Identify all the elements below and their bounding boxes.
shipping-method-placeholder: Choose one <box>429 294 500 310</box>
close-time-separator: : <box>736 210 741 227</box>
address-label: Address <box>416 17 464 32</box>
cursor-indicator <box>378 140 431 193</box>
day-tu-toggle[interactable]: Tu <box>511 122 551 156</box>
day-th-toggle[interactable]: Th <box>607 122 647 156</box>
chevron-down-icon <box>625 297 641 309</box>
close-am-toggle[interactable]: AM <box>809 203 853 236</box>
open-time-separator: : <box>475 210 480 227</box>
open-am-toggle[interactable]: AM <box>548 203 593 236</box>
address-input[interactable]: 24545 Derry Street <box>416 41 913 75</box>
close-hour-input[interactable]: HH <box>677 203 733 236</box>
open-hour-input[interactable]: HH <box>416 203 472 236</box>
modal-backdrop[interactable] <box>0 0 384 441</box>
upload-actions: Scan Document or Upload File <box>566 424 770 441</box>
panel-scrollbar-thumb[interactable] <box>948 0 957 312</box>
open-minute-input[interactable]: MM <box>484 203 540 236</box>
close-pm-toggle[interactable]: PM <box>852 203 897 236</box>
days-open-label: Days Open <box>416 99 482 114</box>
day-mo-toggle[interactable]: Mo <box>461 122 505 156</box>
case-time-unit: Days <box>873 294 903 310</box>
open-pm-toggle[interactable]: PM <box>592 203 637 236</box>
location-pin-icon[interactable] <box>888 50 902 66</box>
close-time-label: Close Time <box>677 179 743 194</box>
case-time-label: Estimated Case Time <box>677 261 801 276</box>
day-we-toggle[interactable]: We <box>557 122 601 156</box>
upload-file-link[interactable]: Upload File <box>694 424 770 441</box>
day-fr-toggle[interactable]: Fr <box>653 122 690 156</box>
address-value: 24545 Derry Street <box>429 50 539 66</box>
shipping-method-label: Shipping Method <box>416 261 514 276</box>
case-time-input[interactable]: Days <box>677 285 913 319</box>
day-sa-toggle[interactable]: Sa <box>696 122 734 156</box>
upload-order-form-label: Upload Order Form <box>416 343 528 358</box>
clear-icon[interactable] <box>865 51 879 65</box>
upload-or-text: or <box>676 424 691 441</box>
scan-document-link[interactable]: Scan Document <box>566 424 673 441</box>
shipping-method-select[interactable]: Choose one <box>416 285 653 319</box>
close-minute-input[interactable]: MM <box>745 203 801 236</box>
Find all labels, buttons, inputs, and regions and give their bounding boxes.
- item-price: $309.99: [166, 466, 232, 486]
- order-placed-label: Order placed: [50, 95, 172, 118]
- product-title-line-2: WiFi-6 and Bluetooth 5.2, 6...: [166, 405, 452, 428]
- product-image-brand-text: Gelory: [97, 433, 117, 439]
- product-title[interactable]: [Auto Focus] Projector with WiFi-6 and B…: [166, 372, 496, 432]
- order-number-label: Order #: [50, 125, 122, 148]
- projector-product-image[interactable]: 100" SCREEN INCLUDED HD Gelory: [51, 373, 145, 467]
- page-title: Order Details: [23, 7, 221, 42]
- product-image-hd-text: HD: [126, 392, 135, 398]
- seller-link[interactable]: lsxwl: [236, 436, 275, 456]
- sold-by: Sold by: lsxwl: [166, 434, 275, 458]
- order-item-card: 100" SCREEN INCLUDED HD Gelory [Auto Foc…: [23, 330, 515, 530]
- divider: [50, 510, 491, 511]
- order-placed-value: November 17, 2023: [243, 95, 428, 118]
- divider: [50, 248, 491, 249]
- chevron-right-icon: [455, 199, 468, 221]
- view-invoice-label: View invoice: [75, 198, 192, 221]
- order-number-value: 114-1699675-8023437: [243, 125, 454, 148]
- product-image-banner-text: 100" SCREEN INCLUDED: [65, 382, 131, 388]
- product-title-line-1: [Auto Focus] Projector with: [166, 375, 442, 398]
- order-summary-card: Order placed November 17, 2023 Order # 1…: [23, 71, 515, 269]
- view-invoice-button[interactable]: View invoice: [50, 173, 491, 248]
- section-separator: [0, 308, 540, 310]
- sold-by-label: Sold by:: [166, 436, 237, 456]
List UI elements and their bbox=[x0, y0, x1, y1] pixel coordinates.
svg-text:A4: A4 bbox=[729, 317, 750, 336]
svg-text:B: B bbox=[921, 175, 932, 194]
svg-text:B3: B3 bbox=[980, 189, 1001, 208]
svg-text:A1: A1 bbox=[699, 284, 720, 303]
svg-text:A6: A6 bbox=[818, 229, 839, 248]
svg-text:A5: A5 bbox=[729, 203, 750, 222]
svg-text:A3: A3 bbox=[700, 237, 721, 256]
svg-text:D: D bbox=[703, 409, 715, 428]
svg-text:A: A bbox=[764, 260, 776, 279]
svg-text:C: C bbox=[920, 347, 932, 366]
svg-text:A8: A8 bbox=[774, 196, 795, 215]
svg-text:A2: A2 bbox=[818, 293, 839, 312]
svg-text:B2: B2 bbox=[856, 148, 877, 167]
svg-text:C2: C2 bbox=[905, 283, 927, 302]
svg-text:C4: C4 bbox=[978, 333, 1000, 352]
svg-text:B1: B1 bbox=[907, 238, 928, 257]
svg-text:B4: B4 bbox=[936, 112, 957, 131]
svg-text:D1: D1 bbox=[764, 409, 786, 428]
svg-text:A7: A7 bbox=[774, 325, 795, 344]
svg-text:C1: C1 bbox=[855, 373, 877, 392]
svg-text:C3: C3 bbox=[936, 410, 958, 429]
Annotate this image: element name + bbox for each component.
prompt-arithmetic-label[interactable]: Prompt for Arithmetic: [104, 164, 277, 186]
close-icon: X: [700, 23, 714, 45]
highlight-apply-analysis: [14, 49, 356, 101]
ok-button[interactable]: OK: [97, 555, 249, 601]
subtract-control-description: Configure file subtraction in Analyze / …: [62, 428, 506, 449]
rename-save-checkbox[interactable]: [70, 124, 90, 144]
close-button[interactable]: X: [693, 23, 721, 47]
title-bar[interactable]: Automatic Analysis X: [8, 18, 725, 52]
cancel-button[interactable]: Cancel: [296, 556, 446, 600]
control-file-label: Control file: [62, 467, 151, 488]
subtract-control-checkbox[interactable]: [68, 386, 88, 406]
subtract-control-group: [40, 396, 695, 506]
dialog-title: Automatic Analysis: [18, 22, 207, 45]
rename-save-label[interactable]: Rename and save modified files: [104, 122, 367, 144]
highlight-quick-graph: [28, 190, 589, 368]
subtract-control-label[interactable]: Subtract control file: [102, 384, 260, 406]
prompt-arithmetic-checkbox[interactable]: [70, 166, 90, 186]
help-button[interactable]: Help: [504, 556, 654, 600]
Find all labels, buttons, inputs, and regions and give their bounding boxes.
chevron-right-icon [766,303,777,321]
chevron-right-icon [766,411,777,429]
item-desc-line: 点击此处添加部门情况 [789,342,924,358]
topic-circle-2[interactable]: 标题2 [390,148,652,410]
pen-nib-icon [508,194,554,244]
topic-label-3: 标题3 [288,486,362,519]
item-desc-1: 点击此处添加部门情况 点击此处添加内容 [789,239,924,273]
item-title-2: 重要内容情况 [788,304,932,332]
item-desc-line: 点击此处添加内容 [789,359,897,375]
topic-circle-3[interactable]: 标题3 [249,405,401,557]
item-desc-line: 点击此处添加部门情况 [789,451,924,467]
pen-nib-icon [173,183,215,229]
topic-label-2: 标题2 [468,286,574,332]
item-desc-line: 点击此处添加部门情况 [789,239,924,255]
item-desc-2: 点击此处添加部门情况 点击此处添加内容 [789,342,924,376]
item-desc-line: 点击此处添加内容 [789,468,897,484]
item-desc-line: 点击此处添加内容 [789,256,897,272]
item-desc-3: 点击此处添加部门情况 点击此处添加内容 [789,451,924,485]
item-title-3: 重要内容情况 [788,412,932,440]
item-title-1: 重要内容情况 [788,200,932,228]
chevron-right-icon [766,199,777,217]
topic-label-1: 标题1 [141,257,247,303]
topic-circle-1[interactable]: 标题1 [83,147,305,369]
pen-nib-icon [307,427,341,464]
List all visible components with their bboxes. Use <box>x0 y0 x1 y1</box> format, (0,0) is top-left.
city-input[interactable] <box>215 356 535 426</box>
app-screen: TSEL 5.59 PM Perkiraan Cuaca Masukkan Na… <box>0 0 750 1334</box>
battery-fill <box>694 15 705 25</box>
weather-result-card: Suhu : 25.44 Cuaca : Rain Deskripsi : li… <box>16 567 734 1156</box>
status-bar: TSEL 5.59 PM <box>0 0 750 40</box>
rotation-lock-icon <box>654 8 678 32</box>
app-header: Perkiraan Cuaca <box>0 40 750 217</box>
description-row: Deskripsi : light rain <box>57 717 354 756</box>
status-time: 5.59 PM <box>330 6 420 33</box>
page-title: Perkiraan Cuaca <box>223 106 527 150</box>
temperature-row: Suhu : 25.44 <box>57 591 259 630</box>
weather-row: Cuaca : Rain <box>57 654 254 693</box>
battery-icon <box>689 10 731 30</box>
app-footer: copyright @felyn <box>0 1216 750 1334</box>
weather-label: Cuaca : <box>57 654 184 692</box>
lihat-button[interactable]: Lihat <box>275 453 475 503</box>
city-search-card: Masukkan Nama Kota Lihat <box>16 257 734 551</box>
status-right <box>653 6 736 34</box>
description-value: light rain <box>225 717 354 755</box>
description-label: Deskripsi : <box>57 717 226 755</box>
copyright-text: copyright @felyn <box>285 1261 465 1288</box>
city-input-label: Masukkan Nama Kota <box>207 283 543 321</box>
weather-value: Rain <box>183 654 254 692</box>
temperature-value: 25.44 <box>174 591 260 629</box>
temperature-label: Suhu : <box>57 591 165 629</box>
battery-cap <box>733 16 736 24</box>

> Problem requirements:
Rewrite the data above, from its first line up to and including the line containing "day-we-toggle[interactable]: We <box>557", as a Markdown table with the columns "Row" and "Data line". Number each line and skip any blank lines.

> Solution for this exercise:
| Row | Data line |
|---|---|
| 1 | Identify all the elements below and their bounding boxes. |
| 2 | shipping-method-placeholder: Choose one <box>429 294 500 310</box> |
| 3 | close-time-separator: : <box>736 210 741 227</box> |
| 4 | address-label: Address <box>416 17 464 32</box> |
| 5 | cursor-indicator <box>378 140 431 193</box> |
| 6 | day-tu-toggle[interactable]: Tu <box>511 122 551 156</box> |
| 7 | day-th-toggle[interactable]: Th <box>607 122 647 156</box> |
| 8 | chevron-down-icon <box>625 297 641 309</box> |
| 9 | close-am-toggle[interactable]: AM <box>809 203 853 236</box> |
| 10 | open-time-separator: : <box>475 210 480 227</box> |
| 11 | open-am-toggle[interactable]: AM <box>548 203 593 236</box> |
| 12 | address-input[interactable]: 24545 Derry Street <box>416 41 913 75</box> |
| 13 | close-hour-input[interactable]: HH <box>677 203 733 236</box> |
| 14 | open-hour-input[interactable]: HH <box>416 203 472 236</box> |
| 15 | modal-backdrop[interactable] <box>0 0 384 441</box> |
| 16 | upload-actions: Scan Document or Upload File <box>566 424 770 441</box> |
| 17 | panel-scrollbar-thumb[interactable] <box>948 0 957 312</box> |
| 18 | open-minute-input[interactable]: MM <box>484 203 540 236</box> |
| 19 | close-pm-toggle[interactable]: PM <box>852 203 897 236</box> |
| 20 | days-open-label: Days Open <box>416 99 482 114</box> |
| 21 | day-mo-toggle[interactable]: Mo <box>461 122 505 156</box> |
| 22 | case-time-unit: Days <box>873 294 903 310</box> |
| 23 | open-pm-toggle[interactable]: PM <box>592 203 637 236</box> |
| 24 | location-pin-icon[interactable] <box>888 50 902 66</box> |
| 25 | close-time-label: Close Time <box>677 179 743 194</box> |
| 26 | case-time-label: Estimated Case Time <box>677 261 801 276</box> |
| 27 | day-we-toggle[interactable]: We <box>557 122 601 156</box> |